**Structured figure records:**
- - - - -

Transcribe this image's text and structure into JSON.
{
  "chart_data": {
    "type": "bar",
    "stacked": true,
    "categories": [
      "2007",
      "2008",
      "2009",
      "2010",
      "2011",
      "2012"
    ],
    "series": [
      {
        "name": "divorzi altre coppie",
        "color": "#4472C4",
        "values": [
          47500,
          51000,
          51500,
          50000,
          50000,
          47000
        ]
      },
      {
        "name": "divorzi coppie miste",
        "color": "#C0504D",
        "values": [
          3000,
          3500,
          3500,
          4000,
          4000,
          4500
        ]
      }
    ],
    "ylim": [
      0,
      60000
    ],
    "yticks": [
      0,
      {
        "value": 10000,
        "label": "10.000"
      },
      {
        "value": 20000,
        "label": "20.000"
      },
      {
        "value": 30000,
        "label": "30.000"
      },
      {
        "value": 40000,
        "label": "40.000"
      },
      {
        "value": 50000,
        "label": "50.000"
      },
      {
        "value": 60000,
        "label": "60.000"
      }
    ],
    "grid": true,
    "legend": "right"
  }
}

- - - - -

**Given request:**
All entries must be repeated verbatim.

**Reply to the exercise:**
Transcribe this image's text and structure into JSON.
{
  "chart_data": {
    "type": "bar",
    "stacked": true,
    "categories": [
      "2007",
      "2008",
      "2009",
      "2010",
      "2011",
      "2012"
    ],
    "series": [
      {
        "name": "divorzi altre coppie",
        "color": "#4472C4",
        "values": [
          47500,
          51000,
          51500,
          50000,
          50000,
          47000
        ]
      },
      {
        "name": "divorzi coppie miste",
        "color": "#C0504D",
        "values": [
          3000,
          3500,
          3500,
          4000,
          4000,
          4500
        ]
      }
    ],
    "ylim": [
      0,
      60000
    ],
    "yticks": [
      0,
      {
        "value": 10000,
        "label": "10.000"
      },
      {
        "value": 20000,
        "label": "20.000"
      },
      {
        "value": 30000,
        "label": "30.000"
      },
      {
        "value": 40000,
        "label": "40.000"
      },
      {
        "value": 50000,
        "label": "50.000"
      },
      {
        "value": 60000,
        "label": "60.000"
      }
    ],
    "grid": true,
    "legend": "right"
  }
}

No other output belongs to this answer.